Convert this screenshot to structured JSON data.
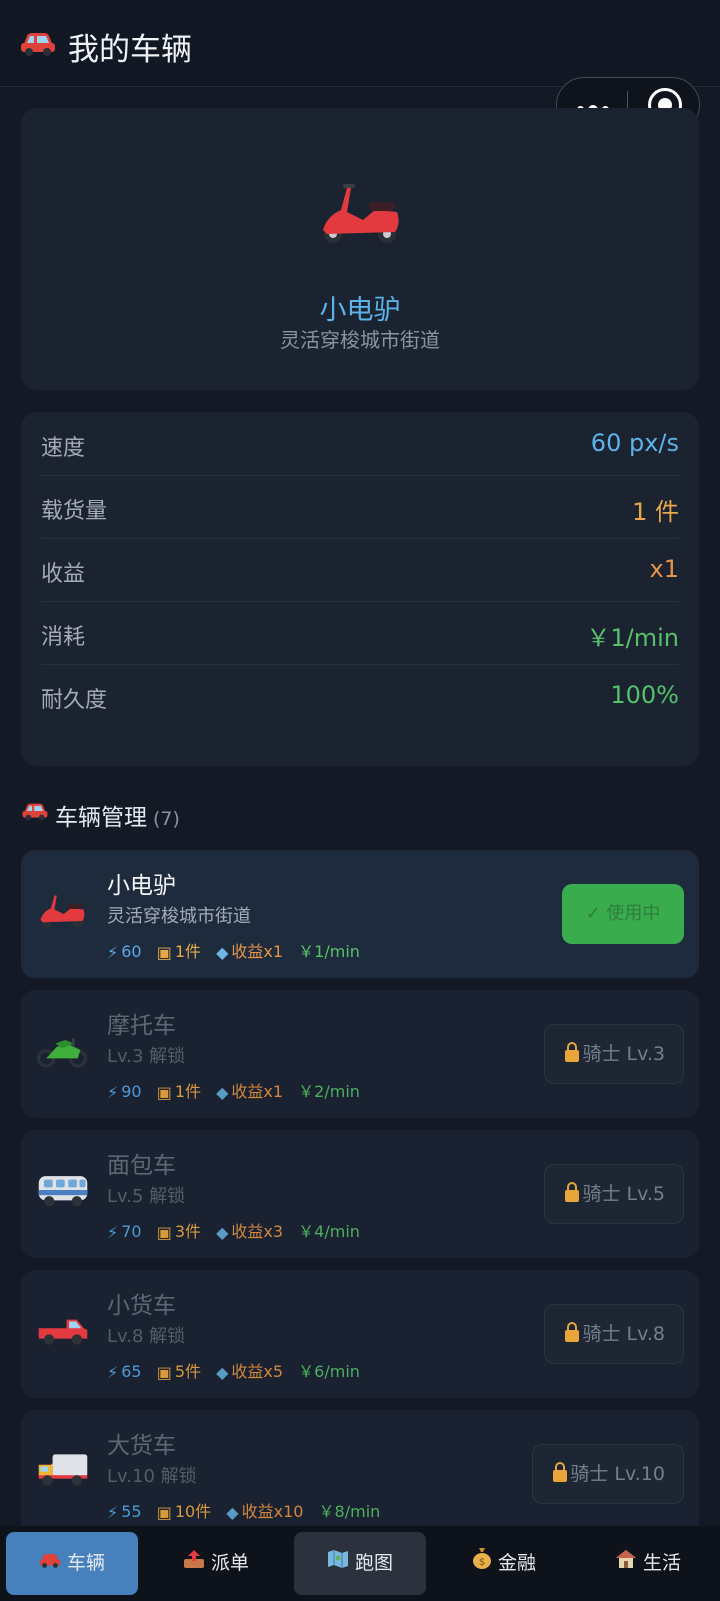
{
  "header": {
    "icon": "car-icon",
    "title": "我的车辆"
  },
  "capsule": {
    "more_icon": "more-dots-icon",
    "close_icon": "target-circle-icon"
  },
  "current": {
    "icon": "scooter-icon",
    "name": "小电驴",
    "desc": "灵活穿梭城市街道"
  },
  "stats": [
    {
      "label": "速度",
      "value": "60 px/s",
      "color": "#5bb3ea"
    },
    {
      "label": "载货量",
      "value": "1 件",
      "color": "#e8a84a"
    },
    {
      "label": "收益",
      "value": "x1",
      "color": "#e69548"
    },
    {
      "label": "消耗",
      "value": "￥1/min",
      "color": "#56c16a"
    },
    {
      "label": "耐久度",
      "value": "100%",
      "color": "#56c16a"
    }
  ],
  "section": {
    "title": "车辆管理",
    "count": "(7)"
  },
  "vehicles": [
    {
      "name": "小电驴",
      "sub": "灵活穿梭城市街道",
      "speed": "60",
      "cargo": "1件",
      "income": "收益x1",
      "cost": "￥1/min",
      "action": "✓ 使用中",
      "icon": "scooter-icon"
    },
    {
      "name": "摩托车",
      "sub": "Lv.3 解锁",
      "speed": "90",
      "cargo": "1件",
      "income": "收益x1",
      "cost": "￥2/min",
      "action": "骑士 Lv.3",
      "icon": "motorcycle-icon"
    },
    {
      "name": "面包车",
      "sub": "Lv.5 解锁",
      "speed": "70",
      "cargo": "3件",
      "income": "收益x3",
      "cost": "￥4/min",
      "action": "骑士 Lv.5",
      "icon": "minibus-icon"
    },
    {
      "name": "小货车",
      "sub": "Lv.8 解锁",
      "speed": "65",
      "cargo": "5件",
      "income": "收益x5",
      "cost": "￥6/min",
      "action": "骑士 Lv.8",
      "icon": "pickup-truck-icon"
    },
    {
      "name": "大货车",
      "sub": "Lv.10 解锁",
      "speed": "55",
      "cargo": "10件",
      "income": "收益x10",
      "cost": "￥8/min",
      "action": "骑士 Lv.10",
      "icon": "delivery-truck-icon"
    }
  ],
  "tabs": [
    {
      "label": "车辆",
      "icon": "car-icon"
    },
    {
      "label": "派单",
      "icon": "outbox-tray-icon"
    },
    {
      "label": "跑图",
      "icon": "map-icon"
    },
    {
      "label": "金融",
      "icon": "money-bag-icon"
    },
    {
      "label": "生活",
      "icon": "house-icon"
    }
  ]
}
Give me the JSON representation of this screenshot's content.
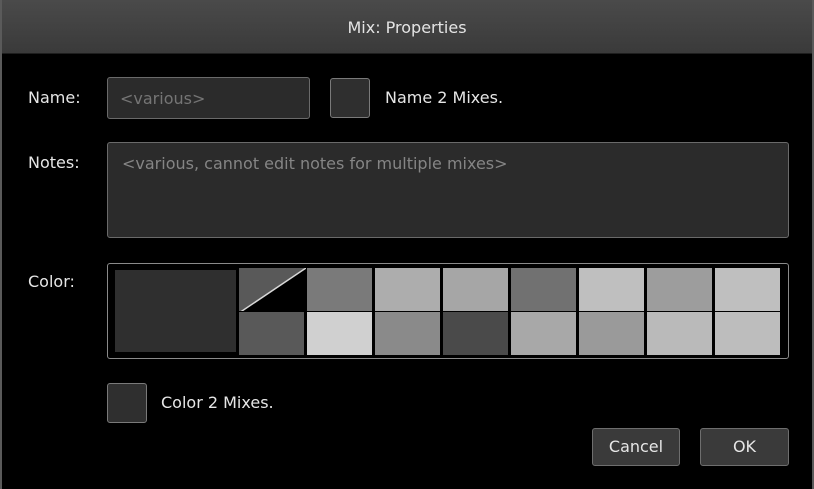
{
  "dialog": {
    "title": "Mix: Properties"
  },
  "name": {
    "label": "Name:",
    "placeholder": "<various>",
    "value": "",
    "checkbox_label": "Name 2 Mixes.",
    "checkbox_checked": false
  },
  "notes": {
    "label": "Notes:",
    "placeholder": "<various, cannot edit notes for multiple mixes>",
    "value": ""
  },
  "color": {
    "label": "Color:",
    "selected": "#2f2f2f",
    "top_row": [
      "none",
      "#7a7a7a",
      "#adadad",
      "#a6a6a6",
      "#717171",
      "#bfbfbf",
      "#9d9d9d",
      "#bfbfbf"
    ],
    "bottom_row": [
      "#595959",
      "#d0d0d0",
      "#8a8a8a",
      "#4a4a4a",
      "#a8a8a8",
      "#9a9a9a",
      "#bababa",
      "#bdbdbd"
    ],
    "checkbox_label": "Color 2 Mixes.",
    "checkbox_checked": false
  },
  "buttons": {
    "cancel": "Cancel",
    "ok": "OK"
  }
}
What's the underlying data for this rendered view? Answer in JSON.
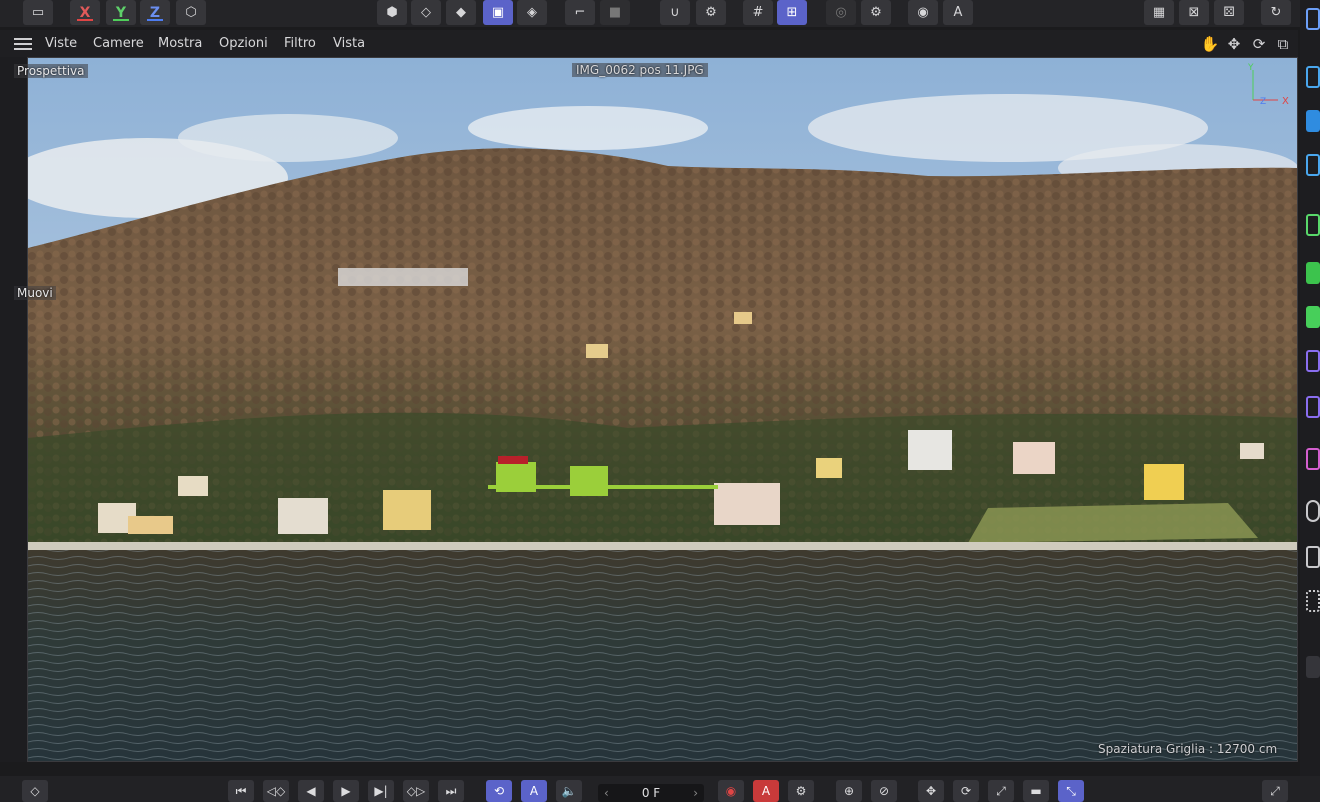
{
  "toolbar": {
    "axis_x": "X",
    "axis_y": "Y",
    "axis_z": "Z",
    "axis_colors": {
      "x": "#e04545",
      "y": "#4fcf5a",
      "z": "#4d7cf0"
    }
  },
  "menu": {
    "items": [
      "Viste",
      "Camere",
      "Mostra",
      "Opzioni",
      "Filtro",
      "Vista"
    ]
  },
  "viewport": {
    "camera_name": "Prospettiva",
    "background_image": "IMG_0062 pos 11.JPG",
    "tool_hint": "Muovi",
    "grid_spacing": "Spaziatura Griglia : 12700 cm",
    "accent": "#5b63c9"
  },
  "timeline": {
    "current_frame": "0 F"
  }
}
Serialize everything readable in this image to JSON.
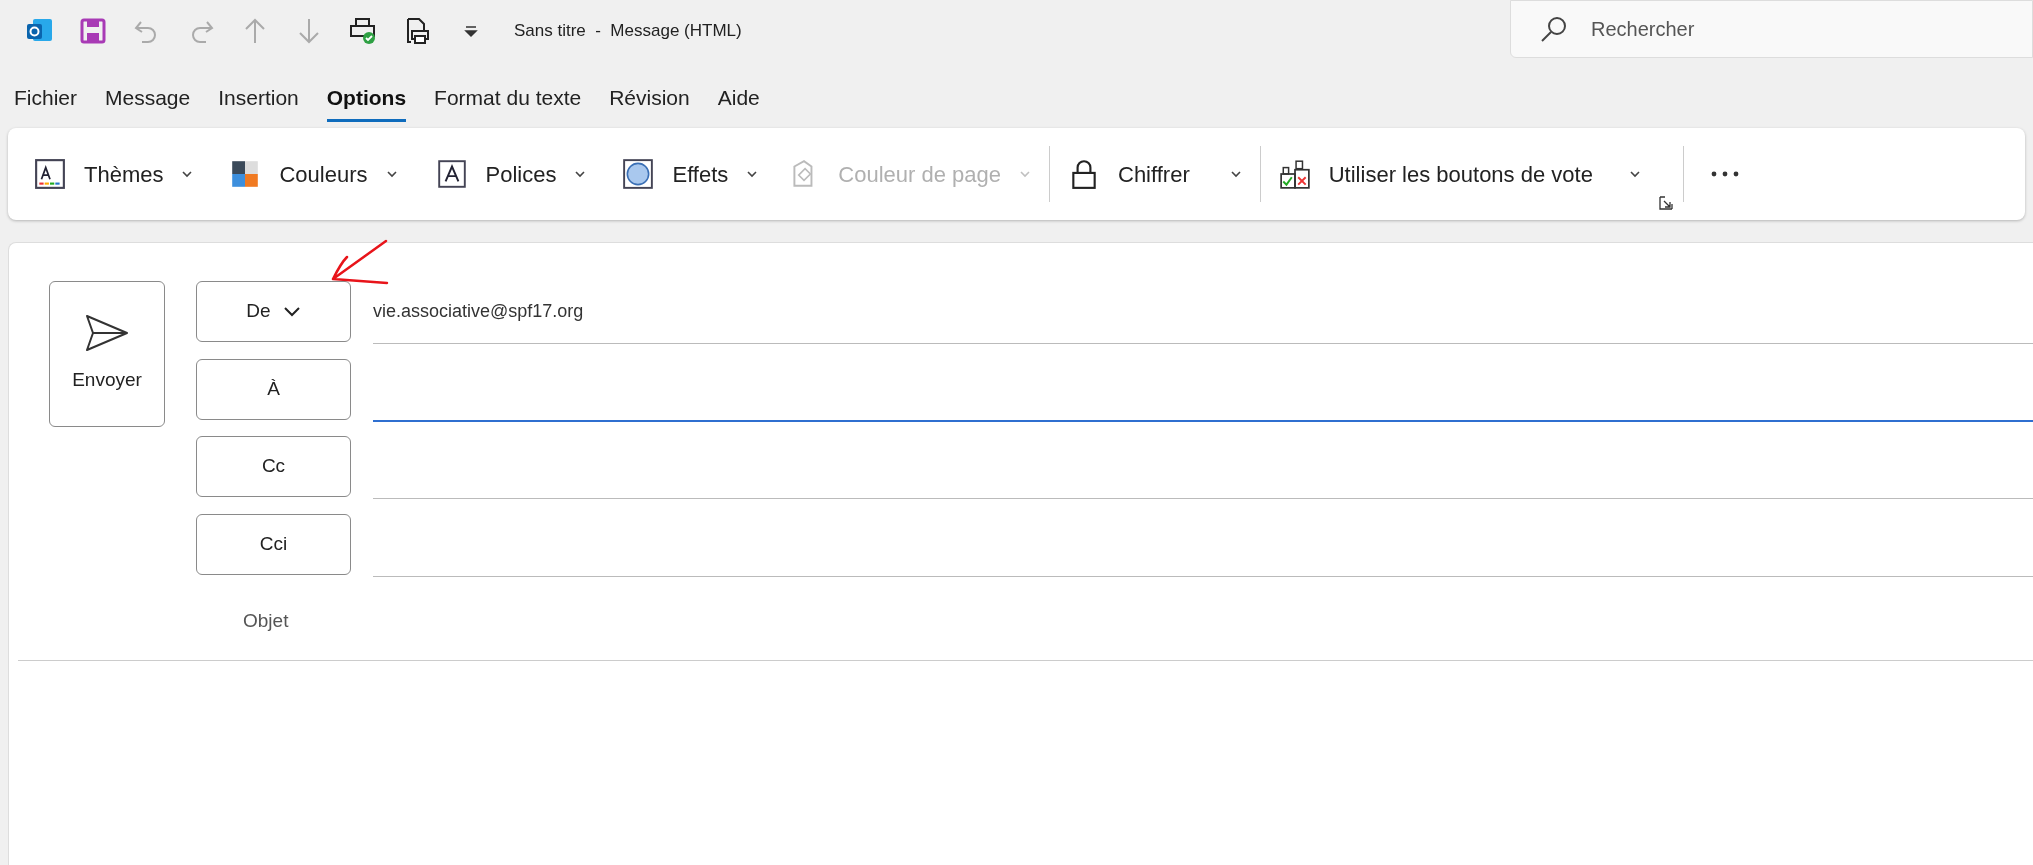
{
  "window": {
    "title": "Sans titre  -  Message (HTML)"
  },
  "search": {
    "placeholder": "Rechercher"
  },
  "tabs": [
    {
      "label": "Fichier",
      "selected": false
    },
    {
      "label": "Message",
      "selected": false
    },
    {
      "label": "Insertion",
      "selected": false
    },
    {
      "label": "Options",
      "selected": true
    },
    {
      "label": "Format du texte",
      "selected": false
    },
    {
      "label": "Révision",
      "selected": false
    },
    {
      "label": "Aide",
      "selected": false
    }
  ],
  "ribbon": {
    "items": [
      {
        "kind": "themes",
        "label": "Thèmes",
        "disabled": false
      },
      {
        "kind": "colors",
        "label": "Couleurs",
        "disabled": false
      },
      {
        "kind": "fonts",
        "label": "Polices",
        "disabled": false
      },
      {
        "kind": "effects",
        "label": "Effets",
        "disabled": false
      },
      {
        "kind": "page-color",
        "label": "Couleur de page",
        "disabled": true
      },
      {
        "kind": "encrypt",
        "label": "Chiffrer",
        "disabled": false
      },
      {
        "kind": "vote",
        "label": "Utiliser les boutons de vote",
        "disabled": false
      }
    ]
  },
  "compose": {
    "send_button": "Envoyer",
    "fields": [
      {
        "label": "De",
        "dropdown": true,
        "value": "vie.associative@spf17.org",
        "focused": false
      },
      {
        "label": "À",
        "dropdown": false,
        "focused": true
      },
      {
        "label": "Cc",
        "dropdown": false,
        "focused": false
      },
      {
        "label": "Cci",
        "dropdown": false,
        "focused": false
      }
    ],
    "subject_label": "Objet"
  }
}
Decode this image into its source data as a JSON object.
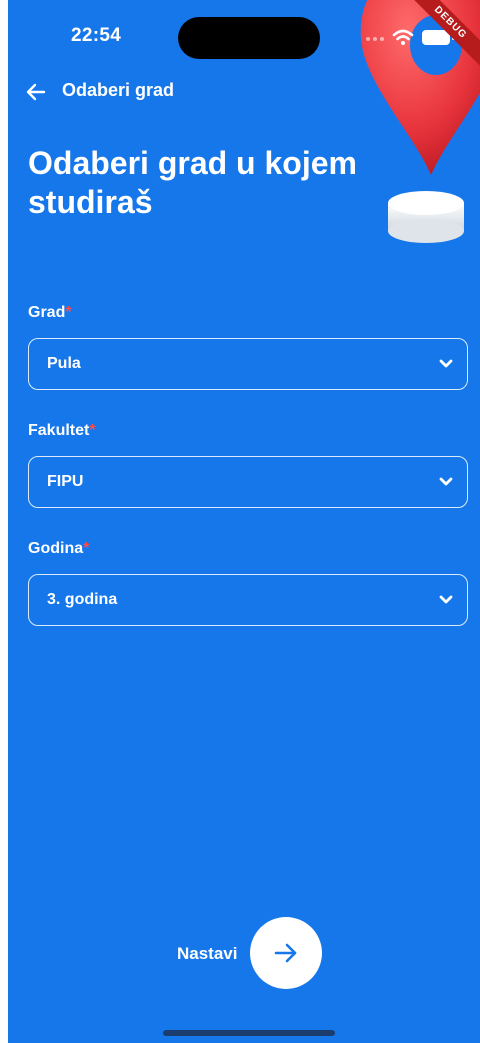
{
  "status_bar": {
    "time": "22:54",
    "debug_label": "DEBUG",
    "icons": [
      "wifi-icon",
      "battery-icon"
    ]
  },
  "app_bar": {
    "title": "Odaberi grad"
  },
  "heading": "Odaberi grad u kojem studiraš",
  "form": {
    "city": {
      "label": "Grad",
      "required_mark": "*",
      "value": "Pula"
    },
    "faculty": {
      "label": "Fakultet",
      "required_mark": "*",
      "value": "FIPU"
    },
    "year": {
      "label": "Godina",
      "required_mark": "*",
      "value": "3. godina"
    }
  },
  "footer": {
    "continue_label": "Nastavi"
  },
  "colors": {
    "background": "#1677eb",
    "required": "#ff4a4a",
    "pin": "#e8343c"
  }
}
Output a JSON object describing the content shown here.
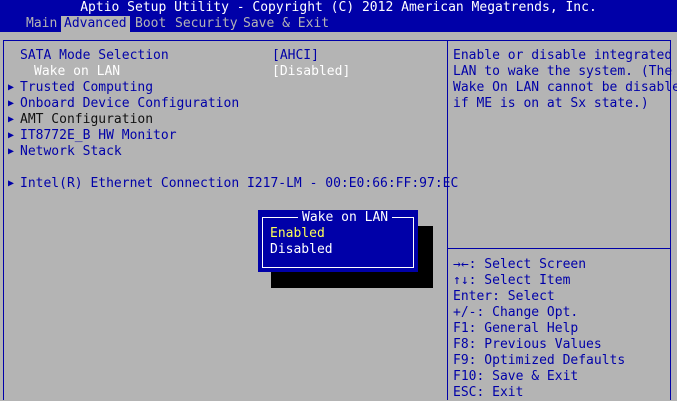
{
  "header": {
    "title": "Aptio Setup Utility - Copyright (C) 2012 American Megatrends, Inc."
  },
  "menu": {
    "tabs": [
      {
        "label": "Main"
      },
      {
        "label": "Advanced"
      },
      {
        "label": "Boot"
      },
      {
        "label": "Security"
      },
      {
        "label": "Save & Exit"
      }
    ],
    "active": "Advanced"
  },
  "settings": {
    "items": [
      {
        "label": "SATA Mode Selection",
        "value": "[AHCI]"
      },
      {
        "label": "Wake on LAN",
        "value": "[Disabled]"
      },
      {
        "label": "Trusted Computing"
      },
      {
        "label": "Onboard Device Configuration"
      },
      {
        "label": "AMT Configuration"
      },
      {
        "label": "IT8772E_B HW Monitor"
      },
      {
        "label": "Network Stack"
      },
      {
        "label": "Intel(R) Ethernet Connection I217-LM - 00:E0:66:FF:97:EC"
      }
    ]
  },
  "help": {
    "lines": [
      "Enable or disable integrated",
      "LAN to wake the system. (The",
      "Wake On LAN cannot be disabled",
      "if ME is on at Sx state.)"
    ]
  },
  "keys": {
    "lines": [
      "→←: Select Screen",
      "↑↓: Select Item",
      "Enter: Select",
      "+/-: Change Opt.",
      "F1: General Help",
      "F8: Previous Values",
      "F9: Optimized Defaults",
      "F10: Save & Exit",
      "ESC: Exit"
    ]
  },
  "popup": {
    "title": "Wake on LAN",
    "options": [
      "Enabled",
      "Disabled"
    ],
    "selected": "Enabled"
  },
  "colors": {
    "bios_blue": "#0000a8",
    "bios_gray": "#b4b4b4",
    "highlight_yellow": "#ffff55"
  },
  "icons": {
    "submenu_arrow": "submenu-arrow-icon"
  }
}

Aim
Find all lines holding the string "object" and copy them.

Task output
Decode this image into its source data as a JSON object.
Output a JSON object describing the content shown here.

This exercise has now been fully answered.